[begin RECORDED INFORMATION]

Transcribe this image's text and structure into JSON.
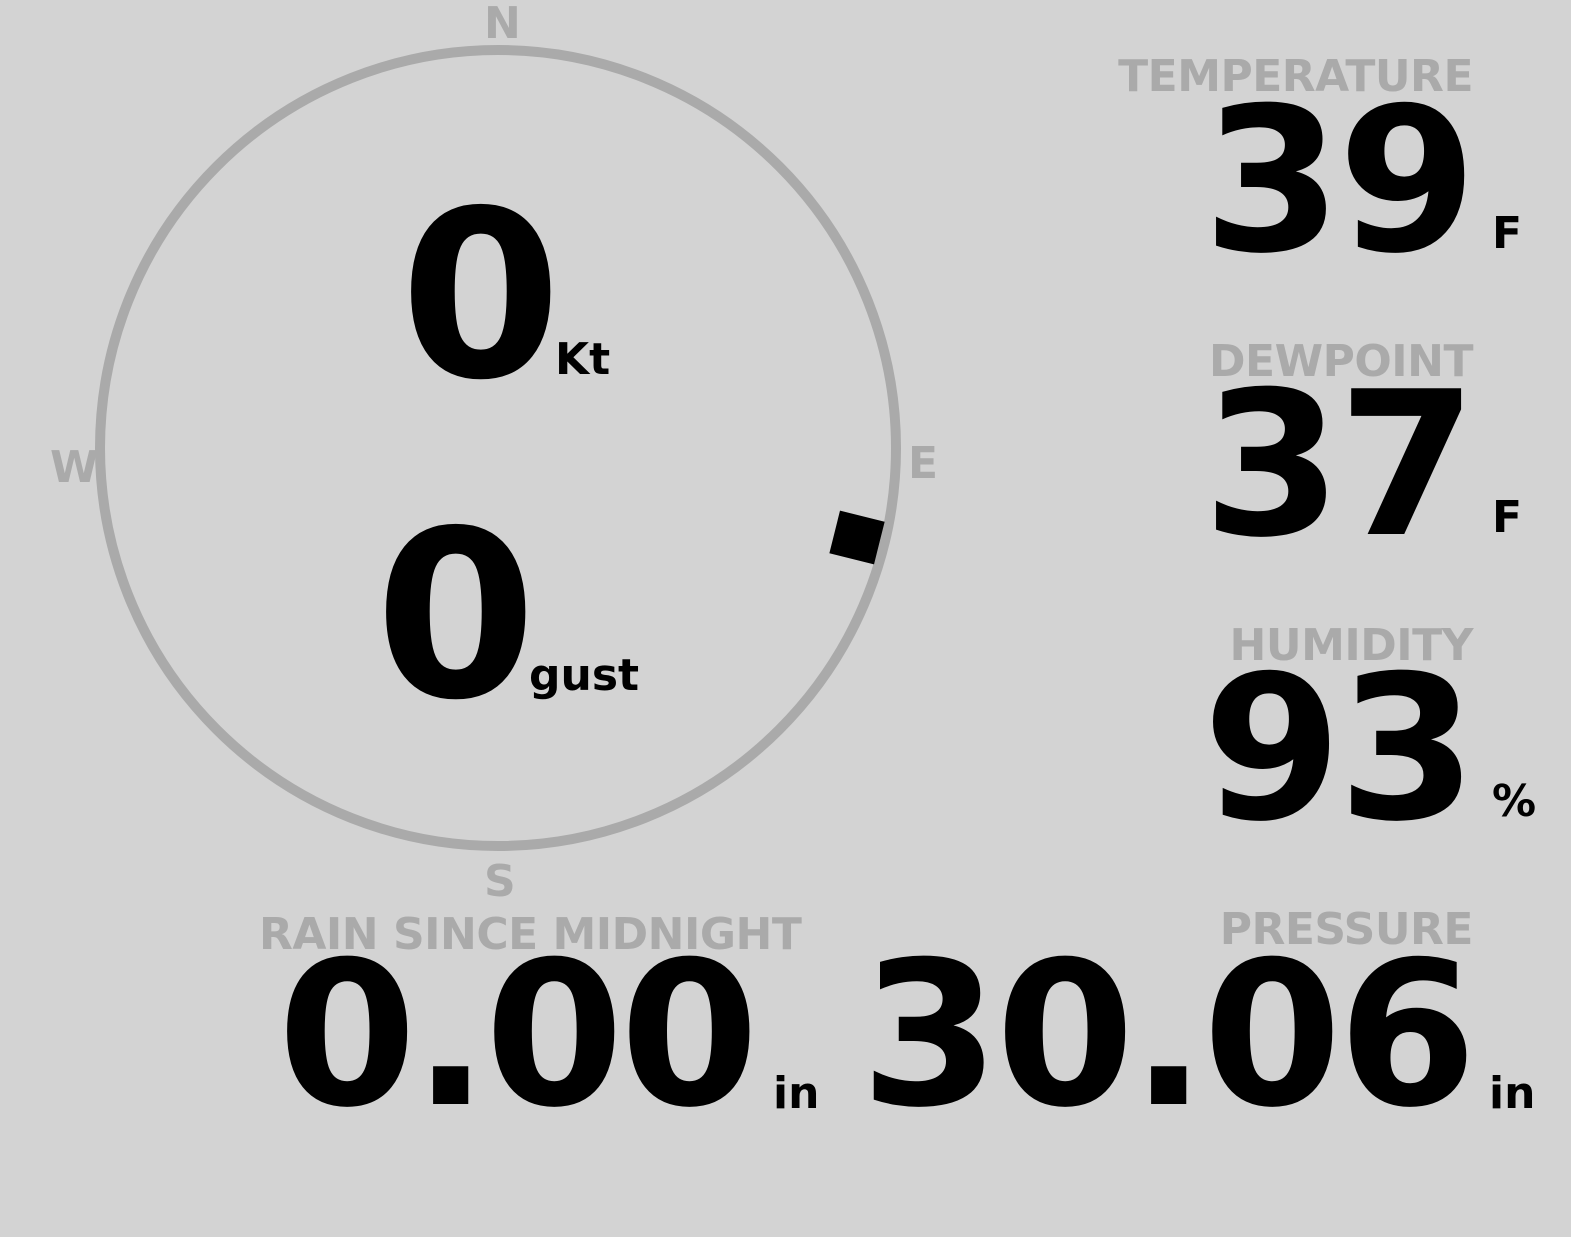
{
  "wind": {
    "compass": {
      "north": "N",
      "east": "E",
      "south": "S",
      "west": "W"
    },
    "direction_deg": 104,
    "speed": "0",
    "speed_unit": "Kt",
    "gust": "0",
    "gust_unit": "gust"
  },
  "temperature": {
    "label": "TEMPERATURE",
    "value": "39",
    "unit": "F"
  },
  "dewpoint": {
    "label": "DEWPOINT",
    "value": "37",
    "unit": "F"
  },
  "humidity": {
    "label": "HUMIDITY",
    "value": "93",
    "unit": "%"
  },
  "rain": {
    "label": "RAIN SINCE MIDNIGHT",
    "value": "0.00",
    "unit": "in"
  },
  "pressure": {
    "label": "PRESSURE",
    "value": "30.06",
    "unit": "in"
  },
  "colors": {
    "background": "#d3d3d3",
    "label": "#aaaaaa",
    "value": "#000000",
    "ring": "#aaaaaa"
  }
}
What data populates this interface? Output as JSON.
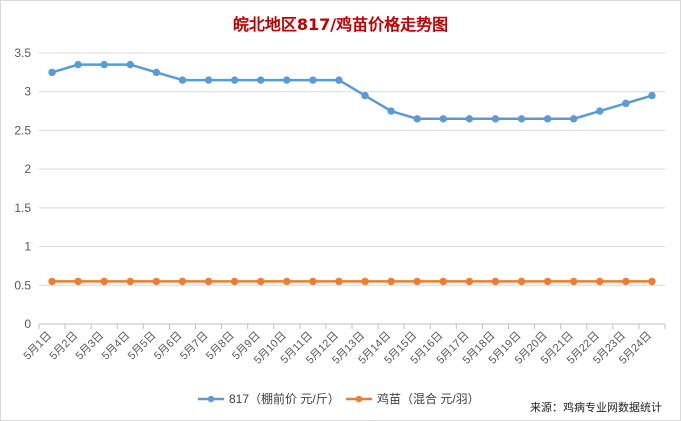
{
  "chart_data": {
    "type": "line",
    "title": "皖北地区817/鸡苗价格走势图",
    "categories": [
      "5月1日",
      "5月2日",
      "5月3日",
      "5月4日",
      "5月5日",
      "5月6日",
      "5月7日",
      "5月8日",
      "5月9日",
      "5月10日",
      "5月11日",
      "5月12日",
      "5月13日",
      "5月14日",
      "5月15日",
      "5月16日",
      "5月17日",
      "5月18日",
      "5月19日",
      "5月20日",
      "5月21日",
      "5月22日",
      "5月23日",
      "5月24日"
    ],
    "ylim": [
      0,
      3.5
    ],
    "yticks": [
      "0",
      "0.5",
      "1",
      "1.5",
      "2",
      "2.5",
      "3",
      "3.5"
    ],
    "grid": true,
    "legend_position": "bottom",
    "series": [
      {
        "name": "817（棚前价 元/斤）",
        "color": "#5b9bd5",
        "values": [
          3.25,
          3.35,
          3.35,
          3.35,
          3.25,
          3.15,
          3.15,
          3.15,
          3.15,
          3.15,
          3.15,
          3.15,
          2.95,
          2.75,
          2.65,
          2.65,
          2.65,
          2.65,
          2.65,
          2.65,
          2.65,
          2.75,
          2.85,
          2.95
        ]
      },
      {
        "name": "鸡苗（混合 元/羽）",
        "color": "#ed7d31",
        "values": [
          0.55,
          0.55,
          0.55,
          0.55,
          0.55,
          0.55,
          0.55,
          0.55,
          0.55,
          0.55,
          0.55,
          0.55,
          0.55,
          0.55,
          0.55,
          0.55,
          0.55,
          0.55,
          0.55,
          0.55,
          0.55,
          0.55,
          0.55,
          0.55
        ]
      }
    ],
    "source": "来源：鸡病专业网数据统计"
  }
}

[end RECORDED INFORMATION]

● **YOUR TASK**
Every line should be retyped exactly, with the pictures omitted.

● **THE SOLUTION**
Transcribe this image's text and structure into JSON.
{
  "wind": {
    "compass": {
      "north": "N",
      "east": "E",
      "south": "S",
      "west": "W"
    },
    "direction_deg": 104,
    "speed": "0",
    "speed_unit": "Kt",
    "gust": "0",
    "gust_unit": "gust"
  },
  "temperature": {
    "label": "TEMPERATURE",
    "value": "39",
    "unit": "F"
  },
  "dewpoint": {
    "label": "DEWPOINT",
    "value": "37",
    "unit": "F"
  },
  "humidity": {
    "label": "HUMIDITY",
    "value": "93",
    "unit": "%"
  },
  "rain": {
    "label": "RAIN SINCE MIDNIGHT",
    "value": "0.00",
    "unit": "in"
  },
  "pressure": {
    "label": "PRESSURE",
    "value": "30.06",
    "unit": "in"
  },
  "colors": {
    "background": "#d3d3d3",
    "label": "#aaaaaa",
    "value": "#000000",
    "ring": "#aaaaaa"
  }
}
What data populates this interface? Output as JSON.
{
  "chart_data": {
    "type": "line",
    "title": "皖北地区817/鸡苗价格走势图",
    "categories": [
      "5月1日",
      "5月2日",
      "5月3日",
      "5月4日",
      "5月5日",
      "5月6日",
      "5月7日",
      "5月8日",
      "5月9日",
      "5月10日",
      "5月11日",
      "5月12日",
      "5月13日",
      "5月14日",
      "5月15日",
      "5月16日",
      "5月17日",
      "5月18日",
      "5月19日",
      "5月20日",
      "5月21日",
      "5月22日",
      "5月23日",
      "5月24日"
    ],
    "ylim": [
      0,
      3.5
    ],
    "yticks": [
      "0",
      "0.5",
      "1",
      "1.5",
      "2",
      "2.5",
      "3",
      "3.5"
    ],
    "grid": true,
    "legend_position": "bottom",
    "series": [
      {
        "name": "817（棚前价 元/斤）",
        "color": "#5b9bd5",
        "values": [
          3.25,
          3.35,
          3.35,
          3.35,
          3.25,
          3.15,
          3.15,
          3.15,
          3.15,
          3.15,
          3.15,
          3.15,
          2.95,
          2.75,
          2.65,
          2.65,
          2.65,
          2.65,
          2.65,
          2.65,
          2.65,
          2.75,
          2.85,
          2.95
        ]
      },
      {
        "name": "鸡苗（混合 元/羽）",
        "color": "#ed7d31",
        "values": [
          0.55,
          0.55,
          0.55,
          0.55,
          0.55,
          0.55,
          0.55,
          0.55,
          0.55,
          0.55,
          0.55,
          0.55,
          0.55,
          0.55,
          0.55,
          0.55,
          0.55,
          0.55,
          0.55,
          0.55,
          0.55,
          0.55,
          0.55,
          0.55
        ]
      }
    ],
    "source": "来源：鸡病专业网数据统计"
  }
}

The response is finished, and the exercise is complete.